■ **Information given**:
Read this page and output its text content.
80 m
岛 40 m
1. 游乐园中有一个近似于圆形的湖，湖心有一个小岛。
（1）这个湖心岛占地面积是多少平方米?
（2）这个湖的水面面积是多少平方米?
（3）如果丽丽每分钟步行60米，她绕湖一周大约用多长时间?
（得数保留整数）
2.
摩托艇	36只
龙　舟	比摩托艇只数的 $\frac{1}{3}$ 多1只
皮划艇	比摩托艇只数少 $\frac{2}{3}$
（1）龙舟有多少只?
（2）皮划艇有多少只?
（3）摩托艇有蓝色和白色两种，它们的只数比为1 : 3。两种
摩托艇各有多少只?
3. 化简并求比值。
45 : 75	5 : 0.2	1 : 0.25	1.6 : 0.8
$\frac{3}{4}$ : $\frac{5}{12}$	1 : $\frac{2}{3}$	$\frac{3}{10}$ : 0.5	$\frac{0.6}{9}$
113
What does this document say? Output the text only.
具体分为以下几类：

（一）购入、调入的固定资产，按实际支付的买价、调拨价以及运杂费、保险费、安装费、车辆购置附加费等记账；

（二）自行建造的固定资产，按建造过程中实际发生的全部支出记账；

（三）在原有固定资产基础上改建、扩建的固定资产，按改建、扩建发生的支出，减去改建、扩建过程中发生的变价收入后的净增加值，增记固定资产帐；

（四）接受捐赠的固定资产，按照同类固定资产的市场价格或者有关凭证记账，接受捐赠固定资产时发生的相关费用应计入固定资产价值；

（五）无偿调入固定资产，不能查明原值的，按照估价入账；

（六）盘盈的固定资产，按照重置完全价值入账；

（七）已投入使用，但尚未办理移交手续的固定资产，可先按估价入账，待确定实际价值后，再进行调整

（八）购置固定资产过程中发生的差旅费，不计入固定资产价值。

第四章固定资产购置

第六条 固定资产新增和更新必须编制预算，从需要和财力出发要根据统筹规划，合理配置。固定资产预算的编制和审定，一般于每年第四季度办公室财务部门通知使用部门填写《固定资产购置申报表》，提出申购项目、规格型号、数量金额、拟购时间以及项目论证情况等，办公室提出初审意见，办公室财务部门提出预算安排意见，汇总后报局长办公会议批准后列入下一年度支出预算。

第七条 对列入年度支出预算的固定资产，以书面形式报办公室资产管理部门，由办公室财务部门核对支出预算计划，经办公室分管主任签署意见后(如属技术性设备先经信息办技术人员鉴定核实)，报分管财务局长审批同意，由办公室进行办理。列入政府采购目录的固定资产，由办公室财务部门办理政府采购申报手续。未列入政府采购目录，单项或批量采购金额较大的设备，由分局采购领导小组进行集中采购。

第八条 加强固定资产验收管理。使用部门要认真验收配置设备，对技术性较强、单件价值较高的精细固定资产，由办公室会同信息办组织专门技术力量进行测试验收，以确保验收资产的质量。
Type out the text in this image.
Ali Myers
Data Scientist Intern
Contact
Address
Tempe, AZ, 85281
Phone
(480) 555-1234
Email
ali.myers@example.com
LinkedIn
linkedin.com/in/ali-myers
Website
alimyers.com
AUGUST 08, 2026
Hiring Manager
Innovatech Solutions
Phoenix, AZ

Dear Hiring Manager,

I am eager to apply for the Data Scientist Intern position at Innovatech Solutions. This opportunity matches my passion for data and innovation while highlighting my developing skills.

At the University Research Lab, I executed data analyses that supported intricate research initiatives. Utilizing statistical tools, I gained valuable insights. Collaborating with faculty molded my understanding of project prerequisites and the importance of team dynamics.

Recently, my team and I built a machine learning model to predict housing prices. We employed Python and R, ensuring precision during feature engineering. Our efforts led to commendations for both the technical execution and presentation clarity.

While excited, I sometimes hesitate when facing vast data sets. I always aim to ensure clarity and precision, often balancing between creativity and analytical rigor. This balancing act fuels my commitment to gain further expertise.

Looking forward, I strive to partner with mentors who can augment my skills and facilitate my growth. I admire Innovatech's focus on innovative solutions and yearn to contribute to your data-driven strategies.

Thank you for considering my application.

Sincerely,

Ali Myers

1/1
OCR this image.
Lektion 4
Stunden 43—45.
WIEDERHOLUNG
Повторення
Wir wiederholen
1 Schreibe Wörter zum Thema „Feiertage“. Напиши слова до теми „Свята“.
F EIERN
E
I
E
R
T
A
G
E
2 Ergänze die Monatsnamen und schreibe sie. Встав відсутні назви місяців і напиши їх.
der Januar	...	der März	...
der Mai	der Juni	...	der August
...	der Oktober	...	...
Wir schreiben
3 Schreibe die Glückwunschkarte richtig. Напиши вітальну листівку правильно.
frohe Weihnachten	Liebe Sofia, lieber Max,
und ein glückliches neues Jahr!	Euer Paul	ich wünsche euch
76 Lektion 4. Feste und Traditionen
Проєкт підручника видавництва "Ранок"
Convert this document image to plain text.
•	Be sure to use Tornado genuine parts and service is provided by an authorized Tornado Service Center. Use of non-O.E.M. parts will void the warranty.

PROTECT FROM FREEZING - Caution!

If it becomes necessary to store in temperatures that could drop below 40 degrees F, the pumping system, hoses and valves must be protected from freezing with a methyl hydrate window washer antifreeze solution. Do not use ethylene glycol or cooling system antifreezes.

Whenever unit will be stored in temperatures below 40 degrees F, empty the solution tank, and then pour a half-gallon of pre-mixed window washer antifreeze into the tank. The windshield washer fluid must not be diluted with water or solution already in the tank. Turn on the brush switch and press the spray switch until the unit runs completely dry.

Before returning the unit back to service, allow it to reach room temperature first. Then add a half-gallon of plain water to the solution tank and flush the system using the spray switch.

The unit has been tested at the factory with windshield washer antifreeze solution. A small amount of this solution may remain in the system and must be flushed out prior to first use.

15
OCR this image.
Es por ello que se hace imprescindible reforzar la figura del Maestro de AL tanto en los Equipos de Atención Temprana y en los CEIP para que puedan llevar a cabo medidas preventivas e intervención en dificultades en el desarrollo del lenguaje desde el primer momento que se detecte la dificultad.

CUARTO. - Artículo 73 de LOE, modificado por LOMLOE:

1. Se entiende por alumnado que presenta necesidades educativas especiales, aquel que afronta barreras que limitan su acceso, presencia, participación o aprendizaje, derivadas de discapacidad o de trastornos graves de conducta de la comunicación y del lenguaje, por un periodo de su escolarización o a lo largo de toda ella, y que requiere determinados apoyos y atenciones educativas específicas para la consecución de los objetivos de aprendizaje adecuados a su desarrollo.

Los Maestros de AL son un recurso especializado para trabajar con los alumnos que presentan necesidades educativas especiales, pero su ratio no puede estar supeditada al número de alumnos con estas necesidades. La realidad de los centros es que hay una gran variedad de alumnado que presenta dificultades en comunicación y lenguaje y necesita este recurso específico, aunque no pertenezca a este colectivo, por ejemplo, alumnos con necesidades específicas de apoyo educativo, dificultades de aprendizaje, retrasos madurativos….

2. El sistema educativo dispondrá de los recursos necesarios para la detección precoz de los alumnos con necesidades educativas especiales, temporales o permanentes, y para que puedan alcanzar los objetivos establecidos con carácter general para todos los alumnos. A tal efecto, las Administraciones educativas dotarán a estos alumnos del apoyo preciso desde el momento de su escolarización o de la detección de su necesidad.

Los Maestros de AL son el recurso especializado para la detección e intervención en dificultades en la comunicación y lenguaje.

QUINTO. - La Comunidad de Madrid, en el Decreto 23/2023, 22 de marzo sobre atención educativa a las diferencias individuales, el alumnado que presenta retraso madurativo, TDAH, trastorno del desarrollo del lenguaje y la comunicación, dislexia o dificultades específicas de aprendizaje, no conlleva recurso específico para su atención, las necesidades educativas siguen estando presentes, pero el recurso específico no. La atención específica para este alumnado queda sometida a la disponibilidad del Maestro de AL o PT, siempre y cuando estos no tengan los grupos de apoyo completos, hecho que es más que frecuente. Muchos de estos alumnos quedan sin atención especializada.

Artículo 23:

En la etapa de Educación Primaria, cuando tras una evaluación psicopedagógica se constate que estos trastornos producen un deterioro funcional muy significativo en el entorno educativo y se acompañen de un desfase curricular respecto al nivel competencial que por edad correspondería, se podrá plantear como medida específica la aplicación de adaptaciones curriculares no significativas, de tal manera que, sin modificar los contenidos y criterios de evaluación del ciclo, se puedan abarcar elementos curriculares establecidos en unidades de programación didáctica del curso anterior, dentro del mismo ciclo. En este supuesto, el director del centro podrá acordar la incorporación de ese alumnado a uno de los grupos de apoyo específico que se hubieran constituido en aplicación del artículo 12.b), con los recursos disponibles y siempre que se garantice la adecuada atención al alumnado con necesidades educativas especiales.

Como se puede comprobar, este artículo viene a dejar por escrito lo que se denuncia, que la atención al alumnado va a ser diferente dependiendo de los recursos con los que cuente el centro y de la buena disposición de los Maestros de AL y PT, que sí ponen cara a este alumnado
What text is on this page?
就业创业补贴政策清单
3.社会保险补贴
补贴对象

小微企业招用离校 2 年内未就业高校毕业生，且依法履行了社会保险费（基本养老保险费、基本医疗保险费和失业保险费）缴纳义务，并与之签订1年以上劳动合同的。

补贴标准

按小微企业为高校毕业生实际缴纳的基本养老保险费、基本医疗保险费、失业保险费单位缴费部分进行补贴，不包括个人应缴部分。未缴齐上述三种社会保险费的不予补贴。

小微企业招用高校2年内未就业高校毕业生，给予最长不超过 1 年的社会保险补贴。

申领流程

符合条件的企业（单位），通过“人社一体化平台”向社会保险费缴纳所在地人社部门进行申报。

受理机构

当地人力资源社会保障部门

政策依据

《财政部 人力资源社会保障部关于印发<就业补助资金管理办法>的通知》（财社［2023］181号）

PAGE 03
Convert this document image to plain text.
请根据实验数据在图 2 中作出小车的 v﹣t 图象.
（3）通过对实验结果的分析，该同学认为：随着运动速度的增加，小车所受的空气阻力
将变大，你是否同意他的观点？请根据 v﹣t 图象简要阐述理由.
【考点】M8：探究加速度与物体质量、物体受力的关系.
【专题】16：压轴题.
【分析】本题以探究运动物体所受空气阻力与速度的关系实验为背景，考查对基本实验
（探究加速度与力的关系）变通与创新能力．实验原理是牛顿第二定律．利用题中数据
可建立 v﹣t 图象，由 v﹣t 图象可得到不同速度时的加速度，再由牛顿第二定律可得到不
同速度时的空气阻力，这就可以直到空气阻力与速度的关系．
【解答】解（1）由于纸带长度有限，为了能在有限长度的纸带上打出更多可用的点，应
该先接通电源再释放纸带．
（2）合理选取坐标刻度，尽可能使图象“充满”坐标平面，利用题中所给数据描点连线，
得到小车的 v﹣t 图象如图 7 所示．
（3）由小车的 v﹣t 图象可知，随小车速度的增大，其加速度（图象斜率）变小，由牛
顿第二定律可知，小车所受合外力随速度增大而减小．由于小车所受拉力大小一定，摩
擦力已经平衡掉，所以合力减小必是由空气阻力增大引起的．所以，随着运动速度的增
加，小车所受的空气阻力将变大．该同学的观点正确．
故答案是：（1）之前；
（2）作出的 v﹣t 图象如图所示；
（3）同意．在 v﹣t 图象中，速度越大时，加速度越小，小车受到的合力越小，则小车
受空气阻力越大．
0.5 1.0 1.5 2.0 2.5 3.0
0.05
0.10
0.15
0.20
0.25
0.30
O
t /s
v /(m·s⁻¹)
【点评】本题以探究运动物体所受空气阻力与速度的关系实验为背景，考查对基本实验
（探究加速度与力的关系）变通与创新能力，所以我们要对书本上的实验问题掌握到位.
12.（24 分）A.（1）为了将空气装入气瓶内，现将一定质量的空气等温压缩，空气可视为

■ **Problem to solve**: Go through the material and select each line with the string "What" in it.

■ **Solution for this exercise**:
What does this document say? Output the text only.
What text is on this page?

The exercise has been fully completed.